## START

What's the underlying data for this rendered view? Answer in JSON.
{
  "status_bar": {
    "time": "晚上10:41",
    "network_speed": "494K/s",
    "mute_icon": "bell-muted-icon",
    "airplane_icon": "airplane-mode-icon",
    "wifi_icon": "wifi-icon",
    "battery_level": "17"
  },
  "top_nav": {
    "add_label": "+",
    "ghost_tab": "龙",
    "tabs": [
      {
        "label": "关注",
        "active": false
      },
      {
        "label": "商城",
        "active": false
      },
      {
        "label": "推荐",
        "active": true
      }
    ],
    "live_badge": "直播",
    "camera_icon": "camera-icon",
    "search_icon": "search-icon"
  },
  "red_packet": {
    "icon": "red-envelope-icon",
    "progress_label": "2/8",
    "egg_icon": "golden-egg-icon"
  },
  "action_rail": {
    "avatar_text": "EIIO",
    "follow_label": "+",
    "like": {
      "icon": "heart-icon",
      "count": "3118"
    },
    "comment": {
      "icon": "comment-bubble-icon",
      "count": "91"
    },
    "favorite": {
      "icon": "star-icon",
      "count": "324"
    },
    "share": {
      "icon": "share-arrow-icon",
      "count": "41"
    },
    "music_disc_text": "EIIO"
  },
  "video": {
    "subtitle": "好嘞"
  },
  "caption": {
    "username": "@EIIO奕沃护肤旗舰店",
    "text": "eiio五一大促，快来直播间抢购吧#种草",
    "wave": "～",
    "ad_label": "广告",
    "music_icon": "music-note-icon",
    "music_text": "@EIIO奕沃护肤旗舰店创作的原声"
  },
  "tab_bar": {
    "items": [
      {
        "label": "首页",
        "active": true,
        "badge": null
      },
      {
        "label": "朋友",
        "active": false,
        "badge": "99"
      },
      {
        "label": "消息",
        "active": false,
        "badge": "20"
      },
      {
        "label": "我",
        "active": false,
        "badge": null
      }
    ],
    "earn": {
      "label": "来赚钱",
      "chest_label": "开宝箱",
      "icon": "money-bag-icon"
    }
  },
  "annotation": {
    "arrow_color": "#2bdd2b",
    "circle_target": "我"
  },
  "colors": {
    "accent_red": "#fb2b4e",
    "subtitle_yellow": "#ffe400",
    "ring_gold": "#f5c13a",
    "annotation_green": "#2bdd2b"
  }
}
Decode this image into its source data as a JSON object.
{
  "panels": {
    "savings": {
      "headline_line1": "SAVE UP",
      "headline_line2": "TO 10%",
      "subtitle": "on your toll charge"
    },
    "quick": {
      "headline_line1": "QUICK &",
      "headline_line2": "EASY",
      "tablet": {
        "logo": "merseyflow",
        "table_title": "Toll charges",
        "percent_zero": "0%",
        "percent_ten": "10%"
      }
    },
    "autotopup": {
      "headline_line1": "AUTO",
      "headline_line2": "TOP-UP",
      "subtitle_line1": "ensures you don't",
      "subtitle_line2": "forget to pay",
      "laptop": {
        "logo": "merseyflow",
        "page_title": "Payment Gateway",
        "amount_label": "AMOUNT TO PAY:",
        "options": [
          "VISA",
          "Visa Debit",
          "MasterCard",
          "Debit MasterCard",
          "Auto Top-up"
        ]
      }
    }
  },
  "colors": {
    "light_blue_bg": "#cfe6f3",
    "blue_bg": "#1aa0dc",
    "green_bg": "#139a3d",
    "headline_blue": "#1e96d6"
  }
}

## END

Retype all of the entries precisely as they are.

What's the underlying data for this rendered view? Answer in JSON.
{
  "status_bar": {
    "time": "晚上10:41",
    "network_speed": "494K/s",
    "mute_icon": "bell-muted-icon",
    "airplane_icon": "airplane-mode-icon",
    "wifi_icon": "wifi-icon",
    "battery_level": "17"
  },
  "top_nav": {
    "add_label": "+",
    "ghost_tab": "龙",
    "tabs": [
      {
        "label": "关注",
        "active": false
      },
      {
        "label": "商城",
        "active": false
      },
      {
        "label": "推荐",
        "active": true
      }
    ],
    "live_badge": "直播",
    "camera_icon": "camera-icon",
    "search_icon": "search-icon"
  },
  "red_packet": {
    "icon": "red-envelope-icon",
    "progress_label": "2/8",
    "egg_icon": "golden-egg-icon"
  },
  "action_rail": {
    "avatar_text": "EIIO",
    "follow_label": "+",
    "like": {
      "icon": "heart-icon",
      "count": "3118"
    },
    "comment": {
      "icon": "comment-bubble-icon",
      "count": "91"
    },
    "favorite": {
      "icon": "star-icon",
      "count": "324"
    },
    "share": {
      "icon": "share-arrow-icon",
      "count": "41"
    },
    "music_disc_text": "EIIO"
  },
  "video": {
    "subtitle": "好嘞"
  },
  "caption": {
    "username": "@EIIO奕沃护肤旗舰店",
    "text": "eiio五一大促，快来直播间抢购吧#种草",
    "wave": "～",
    "ad_label": "广告",
    "music_icon": "music-note-icon",
    "music_text": "@EIIO奕沃护肤旗舰店创作的原声"
  },
  "tab_bar": {
    "items": [
      {
        "label": "首页",
        "active": true,
        "badge": null
      },
      {
        "label": "朋友",
        "active": false,
        "badge": "99"
      },
      {
        "label": "消息",
        "active": false,
        "badge": "20"
      },
      {
        "label": "我",
        "active": false,
        "badge": null
      }
    ],
    "earn": {
      "label": "来赚钱",
      "chest_label": "开宝箱",
      "icon": "money-bag-icon"
    }
  },
  "annotation": {
    "arrow_color": "#2bdd2b",
    "circle_target": "我"
  },
  "colors": {
    "accent_red": "#fb2b4e",
    "subtitle_yellow": "#ffe400",
    "ring_gold": "#f5c13a",
    "annotation_green": "#2bdd2b"
  }
}
Decode this image into its source data as a JSON object.
{
  "panels": {
    "savings": {
      "headline_line1": "SAVE UP",
      "headline_line2": "TO 10%",
      "subtitle": "on your toll charge"
    },
    "quick": {
      "headline_line1": "QUICK &",
      "headline_line2": "EASY",
      "tablet": {
        "logo": "merseyflow",
        "table_title": "Toll charges",
        "percent_zero": "0%",
        "percent_ten": "10%"
      }
    },
    "autotopup": {
      "headline_line1": "AUTO",
      "headline_line2": "TOP-UP",
      "subtitle_line1": "ensures you don't",
      "subtitle_line2": "forget to pay",
      "laptop": {
        "logo": "merseyflow",
        "page_title": "Payment Gateway",
        "amount_label": "AMOUNT TO PAY:",
        "options": [
          "VISA",
          "Visa Debit",
          "MasterCard",
          "Debit MasterCard",
          "Auto Top-up"
        ]
      }
    }
  },
  "colors": {
    "light_blue_bg": "#cfe6f3",
    "blue_bg": "#1aa0dc",
    "green_bg": "#139a3d",
    "headline_blue": "#1e96d6"
  }
}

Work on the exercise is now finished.